• Instructions to follow
Copy out each line that includes the word "text".

━━━━━━━━━━━━━━━━━━━━

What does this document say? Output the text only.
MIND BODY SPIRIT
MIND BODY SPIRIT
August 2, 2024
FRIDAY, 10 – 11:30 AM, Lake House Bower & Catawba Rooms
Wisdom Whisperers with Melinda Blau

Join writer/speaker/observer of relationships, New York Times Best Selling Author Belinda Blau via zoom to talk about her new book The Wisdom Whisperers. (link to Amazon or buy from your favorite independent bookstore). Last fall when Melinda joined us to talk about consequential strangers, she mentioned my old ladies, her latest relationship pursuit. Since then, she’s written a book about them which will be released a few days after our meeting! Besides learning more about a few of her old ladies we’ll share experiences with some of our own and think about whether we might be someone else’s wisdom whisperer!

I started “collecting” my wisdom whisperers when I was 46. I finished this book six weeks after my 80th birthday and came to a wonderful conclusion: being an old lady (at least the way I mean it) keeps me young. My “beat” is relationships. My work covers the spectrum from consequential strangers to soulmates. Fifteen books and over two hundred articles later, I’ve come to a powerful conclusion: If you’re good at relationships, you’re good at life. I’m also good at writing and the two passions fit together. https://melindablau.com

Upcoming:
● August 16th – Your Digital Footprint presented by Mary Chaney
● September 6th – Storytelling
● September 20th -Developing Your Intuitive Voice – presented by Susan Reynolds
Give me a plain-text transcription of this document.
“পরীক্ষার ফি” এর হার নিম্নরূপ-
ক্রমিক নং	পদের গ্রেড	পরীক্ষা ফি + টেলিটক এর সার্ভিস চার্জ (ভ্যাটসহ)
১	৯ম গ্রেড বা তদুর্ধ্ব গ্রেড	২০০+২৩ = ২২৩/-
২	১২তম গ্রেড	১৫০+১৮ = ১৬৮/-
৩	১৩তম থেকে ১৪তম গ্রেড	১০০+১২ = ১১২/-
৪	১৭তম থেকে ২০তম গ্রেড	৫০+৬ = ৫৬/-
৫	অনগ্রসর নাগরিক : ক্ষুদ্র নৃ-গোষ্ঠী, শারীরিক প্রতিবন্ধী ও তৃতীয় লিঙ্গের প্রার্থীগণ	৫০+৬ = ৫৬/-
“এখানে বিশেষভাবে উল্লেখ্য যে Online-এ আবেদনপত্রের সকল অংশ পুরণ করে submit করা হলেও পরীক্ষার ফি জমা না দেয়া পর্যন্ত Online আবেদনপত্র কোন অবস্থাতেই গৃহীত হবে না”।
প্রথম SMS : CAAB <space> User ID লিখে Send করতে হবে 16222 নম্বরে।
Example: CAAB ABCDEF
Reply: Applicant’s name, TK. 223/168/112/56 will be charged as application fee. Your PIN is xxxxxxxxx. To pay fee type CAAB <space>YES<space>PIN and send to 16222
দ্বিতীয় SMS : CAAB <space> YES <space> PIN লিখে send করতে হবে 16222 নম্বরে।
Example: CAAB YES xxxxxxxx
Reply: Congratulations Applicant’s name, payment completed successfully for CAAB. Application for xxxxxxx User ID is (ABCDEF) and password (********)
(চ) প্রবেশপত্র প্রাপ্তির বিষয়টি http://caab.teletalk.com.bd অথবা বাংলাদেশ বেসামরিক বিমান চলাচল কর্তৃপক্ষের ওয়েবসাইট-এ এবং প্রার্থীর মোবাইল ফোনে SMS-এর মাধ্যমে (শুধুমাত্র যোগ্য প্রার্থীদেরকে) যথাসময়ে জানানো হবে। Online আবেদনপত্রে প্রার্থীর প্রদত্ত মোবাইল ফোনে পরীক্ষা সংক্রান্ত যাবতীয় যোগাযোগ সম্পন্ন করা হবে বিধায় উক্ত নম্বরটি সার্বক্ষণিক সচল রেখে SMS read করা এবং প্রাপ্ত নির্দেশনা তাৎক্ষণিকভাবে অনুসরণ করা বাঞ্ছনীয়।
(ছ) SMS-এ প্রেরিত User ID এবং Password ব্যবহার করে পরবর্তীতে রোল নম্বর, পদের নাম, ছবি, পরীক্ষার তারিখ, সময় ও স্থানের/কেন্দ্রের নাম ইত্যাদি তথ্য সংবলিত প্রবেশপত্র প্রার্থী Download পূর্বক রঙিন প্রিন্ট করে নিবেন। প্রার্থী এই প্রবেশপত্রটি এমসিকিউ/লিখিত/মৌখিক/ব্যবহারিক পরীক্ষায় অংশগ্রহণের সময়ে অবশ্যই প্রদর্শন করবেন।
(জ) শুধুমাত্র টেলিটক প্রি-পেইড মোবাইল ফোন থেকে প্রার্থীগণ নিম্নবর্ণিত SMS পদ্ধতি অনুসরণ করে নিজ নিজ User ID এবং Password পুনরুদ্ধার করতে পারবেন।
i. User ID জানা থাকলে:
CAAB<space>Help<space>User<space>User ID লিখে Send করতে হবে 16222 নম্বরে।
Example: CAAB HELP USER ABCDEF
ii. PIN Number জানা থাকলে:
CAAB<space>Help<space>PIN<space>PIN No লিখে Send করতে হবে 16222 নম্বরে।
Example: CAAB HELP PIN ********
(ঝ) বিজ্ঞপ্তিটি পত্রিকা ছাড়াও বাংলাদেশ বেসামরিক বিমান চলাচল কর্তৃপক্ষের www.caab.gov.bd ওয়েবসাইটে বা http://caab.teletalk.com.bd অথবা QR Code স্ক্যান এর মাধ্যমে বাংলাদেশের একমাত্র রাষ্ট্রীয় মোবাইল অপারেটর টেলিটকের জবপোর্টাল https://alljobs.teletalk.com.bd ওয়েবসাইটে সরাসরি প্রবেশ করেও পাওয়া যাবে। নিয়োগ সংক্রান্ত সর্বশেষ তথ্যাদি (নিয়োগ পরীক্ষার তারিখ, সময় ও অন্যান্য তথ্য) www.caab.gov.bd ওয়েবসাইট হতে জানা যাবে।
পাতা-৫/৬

━━━━━━━━━━━━━━━━━━━━

• Problem solution
What does this document say? Output the text only.
Give me a plain-text transcription of this document.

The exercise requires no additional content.